# To do
In the listing that follows, count each line containing the string "MagicQ" and report only the count.

# Input data

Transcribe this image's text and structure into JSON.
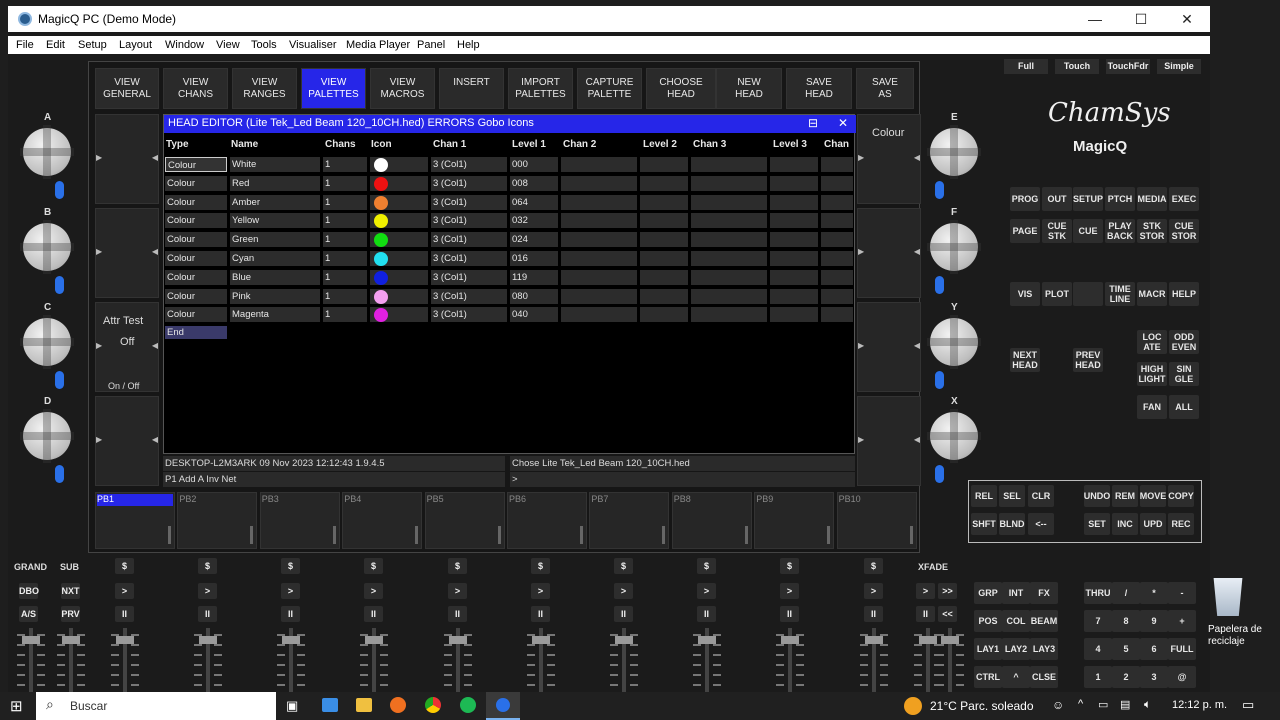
{
  "window": {
    "title": "MagicQ PC (Demo Mode)",
    "minimize": "—",
    "maximize": "☐",
    "close": "✕"
  },
  "menu": [
    "File",
    "Edit",
    "Setup",
    "Layout",
    "Window",
    "View",
    "Tools",
    "Visualiser",
    "Media Player",
    "Panel",
    "Help"
  ],
  "top_buttons": [
    {
      "line1": "VIEW",
      "line2": "GENERAL"
    },
    {
      "line1": "VIEW",
      "line2": "CHANS"
    },
    {
      "line1": "VIEW",
      "line2": "RANGES"
    },
    {
      "line1": "VIEW",
      "line2": "PALETTES"
    },
    {
      "line1": "VIEW",
      "line2": "MACROS"
    },
    {
      "line1": "INSERT",
      "line2": ""
    },
    {
      "line1": "IMPORT",
      "line2": "PALETTES"
    },
    {
      "line1": "CAPTURE",
      "line2": "PALETTE"
    },
    {
      "line1": "CHOOSE",
      "line2": "HEAD"
    },
    {
      "line1": "NEW",
      "line2": "HEAD"
    },
    {
      "line1": "SAVE",
      "line2": "HEAD"
    },
    {
      "line1": "SAVE",
      "line2": "AS"
    }
  ],
  "left_soft": {
    "attr_test": "Attr Test",
    "attr_value": "Off",
    "attr_toggle": "On / Off"
  },
  "right_soft": {
    "colour": "Colour"
  },
  "editor": {
    "title": "HEAD EDITOR (Lite Tek_Led Beam 120_10CH.hed) ERRORS Gobo Icons",
    "headers": [
      "Type",
      "Name",
      "Chans",
      "Icon",
      "Chan 1",
      "Level 1",
      "Chan 2",
      "Level 2",
      "Chan 3",
      "Level 3",
      "Chan"
    ],
    "rows": [
      {
        "type": "Colour",
        "name": "White",
        "chans": "1",
        "color": "#ffffff",
        "chan1": "3 (Col1)",
        "level1": "000"
      },
      {
        "type": "Colour",
        "name": "Red",
        "chans": "1",
        "color": "#ee1111",
        "chan1": "3 (Col1)",
        "level1": "008"
      },
      {
        "type": "Colour",
        "name": "Amber",
        "chans": "1",
        "color": "#f08030",
        "chan1": "3 (Col1)",
        "level1": "064"
      },
      {
        "type": "Colour",
        "name": "Yellow",
        "chans": "1",
        "color": "#f0f000",
        "chan1": "3 (Col1)",
        "level1": "032"
      },
      {
        "type": "Colour",
        "name": "Green",
        "chans": "1",
        "color": "#11dd11",
        "chan1": "3 (Col1)",
        "level1": "024"
      },
      {
        "type": "Colour",
        "name": "Cyan",
        "chans": "1",
        "color": "#22e0f0",
        "chan1": "3 (Col1)",
        "level1": "016"
      },
      {
        "type": "Colour",
        "name": "Blue",
        "chans": "1",
        "color": "#1020e0",
        "chan1": "3 (Col1)",
        "level1": "119"
      },
      {
        "type": "Colour",
        "name": "Pink",
        "chans": "1",
        "color": "#f4a0f0",
        "chan1": "3 (Col1)",
        "level1": "080"
      },
      {
        "type": "Colour",
        "name": "Magenta",
        "chans": "1",
        "color": "#e020e0",
        "chan1": "3 (Col1)",
        "level1": "040"
      }
    ],
    "end_label": "End"
  },
  "status": {
    "left_top": "DESKTOP-L2M3ARK 09 Nov 2023 12:12:43 1.9.4.5",
    "left_bottom": "P1  Add A Inv Net",
    "right_top": "Chose Lite Tek_Led Beam 120_10CH.hed",
    "right_bottom": ">"
  },
  "playbacks": [
    "PB1",
    "PB2",
    "PB3",
    "PB4",
    "PB5",
    "PB6",
    "PB7",
    "PB8",
    "PB9",
    "PB10"
  ],
  "encoders_left": [
    "A",
    "B",
    "C",
    "D"
  ],
  "encoders_right": [
    "E",
    "F",
    "Y",
    "X"
  ],
  "top_right_buttons": [
    "Full",
    "Touch",
    "TouchFdr",
    "Simple"
  ],
  "logo": {
    "brand": "ChamSys",
    "product": "MagicQ"
  },
  "window_buttons_row1": [
    [
      "PROG"
    ],
    [
      "OUT"
    ],
    [
      "SETUP"
    ],
    [
      "PTCH"
    ],
    [
      "MEDIA"
    ],
    [
      "EXEC"
    ]
  ],
  "window_buttons_row2": [
    [
      "PAGE"
    ],
    [
      "CUE",
      "STK"
    ],
    [
      "CUE"
    ],
    [
      "PLAY",
      "BACK"
    ],
    [
      "STK",
      "STOR"
    ],
    [
      "CUE",
      "STOR"
    ]
  ],
  "vis_row": [
    [
      "VIS"
    ],
    [
      "PLOT"
    ],
    [
      ""
    ],
    [
      "TIME",
      "LINE"
    ],
    [
      "MACR"
    ],
    [
      "HELP"
    ]
  ],
  "locate_row": [
    [
      "LOC",
      "ATE"
    ],
    [
      "ODD",
      "EVEN"
    ]
  ],
  "nav_row": [
    [
      "NEXT",
      "HEAD"
    ],
    [
      "PREV",
      "HEAD"
    ],
    [
      "HIGH",
      "LIGHT"
    ],
    [
      "SIN",
      "GLE"
    ]
  ],
  "fan_row": [
    [
      "FAN"
    ],
    [
      "ALL"
    ]
  ],
  "prog_box_row1": [
    "REL",
    "SEL",
    "CLR",
    "UNDO",
    "REM",
    "MOVE",
    "COPY"
  ],
  "prog_box_row2": [
    "SHFT",
    "BLND",
    "<--",
    "SET",
    "INC",
    "UPD",
    "REC"
  ],
  "bottom_left": {
    "grand": "GRAND",
    "sub": "SUB",
    "dbo": "DBO",
    "nxt": "NXT",
    "as": "A/S",
    "prv": "PRV"
  },
  "xfade": "XFADE",
  "fader_symbols": {
    "s": "$",
    "go": ">",
    "pause": "II",
    "ff": ">>",
    "rw": "<<"
  },
  "attr_keys": [
    [
      "GRP",
      "INT",
      "FX"
    ],
    [
      "POS",
      "COL",
      "BEAM"
    ],
    [
      "LAY1",
      "LAY2",
      "LAY3"
    ],
    [
      "CTRL",
      "^",
      "CLSE"
    ]
  ],
  "keypad": [
    [
      "THRU",
      "/",
      "*",
      "-"
    ],
    [
      "7",
      "8",
      "9",
      "+"
    ],
    [
      "4",
      "5",
      "6",
      "FULL"
    ],
    [
      "1",
      "2",
      "3",
      "@"
    ]
  ],
  "desktop": {
    "recycle_line1": "Papelera de",
    "recycle_line2": "reciclaje"
  },
  "taskbar": {
    "search": "Buscar",
    "weather": "21°C  Parc. soleado",
    "time": "12:12 p. m."
  }
}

# Solution to the exercise
2